Problem to work on -> Can you convert the data, from the line containing "Ellipse shape <box>117 158 124 161</box>" down to the line containing "Ellipse shape <box>155 60 183 71</box>" (both included), into a Markdown table with the columns Row and Entry, numbering each line and skipping any blank ones?

Data for this task ->
>> Begin

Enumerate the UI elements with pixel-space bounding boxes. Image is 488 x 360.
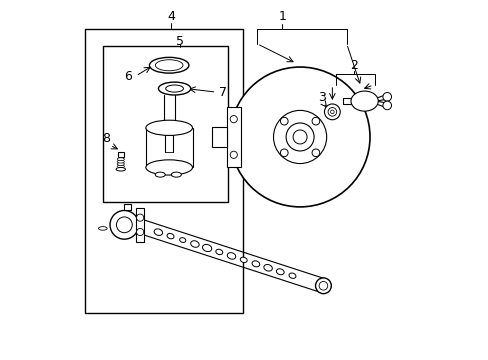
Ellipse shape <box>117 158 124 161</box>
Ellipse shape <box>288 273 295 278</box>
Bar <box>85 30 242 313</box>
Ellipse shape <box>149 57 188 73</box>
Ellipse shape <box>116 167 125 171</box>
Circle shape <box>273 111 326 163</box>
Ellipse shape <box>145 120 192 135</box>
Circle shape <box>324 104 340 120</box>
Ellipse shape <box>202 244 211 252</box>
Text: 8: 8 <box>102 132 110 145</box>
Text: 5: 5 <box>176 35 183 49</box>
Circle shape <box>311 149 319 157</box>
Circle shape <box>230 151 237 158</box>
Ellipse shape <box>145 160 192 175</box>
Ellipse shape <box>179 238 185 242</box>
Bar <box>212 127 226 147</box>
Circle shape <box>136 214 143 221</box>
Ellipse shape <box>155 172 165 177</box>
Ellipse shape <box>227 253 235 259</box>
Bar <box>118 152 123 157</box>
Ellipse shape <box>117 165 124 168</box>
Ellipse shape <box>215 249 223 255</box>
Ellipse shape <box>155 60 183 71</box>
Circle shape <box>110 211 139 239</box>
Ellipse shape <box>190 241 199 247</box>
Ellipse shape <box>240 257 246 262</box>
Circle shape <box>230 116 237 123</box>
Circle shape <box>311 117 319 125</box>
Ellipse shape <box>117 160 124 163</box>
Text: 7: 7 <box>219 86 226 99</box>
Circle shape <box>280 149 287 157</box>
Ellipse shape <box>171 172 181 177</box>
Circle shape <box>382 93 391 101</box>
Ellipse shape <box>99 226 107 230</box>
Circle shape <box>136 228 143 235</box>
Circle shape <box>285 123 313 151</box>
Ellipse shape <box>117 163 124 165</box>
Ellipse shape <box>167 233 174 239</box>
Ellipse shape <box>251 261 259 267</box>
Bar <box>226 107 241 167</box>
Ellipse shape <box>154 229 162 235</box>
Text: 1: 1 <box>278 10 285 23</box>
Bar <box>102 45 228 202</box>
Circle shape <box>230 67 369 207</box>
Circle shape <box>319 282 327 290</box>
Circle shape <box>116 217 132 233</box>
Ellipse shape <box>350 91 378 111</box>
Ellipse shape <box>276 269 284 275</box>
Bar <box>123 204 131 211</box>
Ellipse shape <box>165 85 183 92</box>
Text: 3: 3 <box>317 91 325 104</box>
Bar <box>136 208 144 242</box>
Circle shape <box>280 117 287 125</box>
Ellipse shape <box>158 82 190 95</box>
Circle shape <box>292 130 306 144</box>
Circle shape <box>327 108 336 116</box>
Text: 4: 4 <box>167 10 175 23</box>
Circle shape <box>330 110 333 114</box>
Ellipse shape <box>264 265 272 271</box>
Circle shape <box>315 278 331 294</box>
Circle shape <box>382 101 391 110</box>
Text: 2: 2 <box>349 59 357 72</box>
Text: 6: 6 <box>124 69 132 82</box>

>> End

Exercise solution ->
| Row | Entry |
|---|---|
| 1 | Ellipse shape <box>117 158 124 161</box> |
| 2 | Ellipse shape <box>288 273 295 278</box> |
| 3 | Bar <box>85 30 242 313</box> |
| 4 | Ellipse shape <box>149 57 188 73</box> |
| 5 | Ellipse shape <box>116 167 125 171</box> |
| 6 | Circle shape <box>273 111 326 163</box> |
| 7 | Ellipse shape <box>145 120 192 135</box> |
| 8 | Circle shape <box>324 104 340 120</box> |
| 9 | Ellipse shape <box>202 244 211 252</box> |
| 10 | Text: 8: 8 <box>102 132 110 145</box> |
| 11 | Text: 5: 5 <box>176 35 183 49</box> |
| 12 | Circle shape <box>311 149 319 157</box> |
| 13 | Circle shape <box>230 151 237 158</box> |
| 14 | Ellipse shape <box>145 160 192 175</box> |
| 15 | Ellipse shape <box>179 238 185 242</box> |
| 16 | Bar <box>212 127 226 147</box> |
| 17 | Circle shape <box>136 214 143 221</box> |
| 18 | Ellipse shape <box>155 172 165 177</box> |
| 19 | Ellipse shape <box>227 253 235 259</box> |
| 20 | Bar <box>118 152 123 157</box> |
| 21 | Ellipse shape <box>117 165 124 168</box> |
| 22 | Ellipse shape <box>215 249 223 255</box> |
| 23 | Ellipse shape <box>155 60 183 71</box> |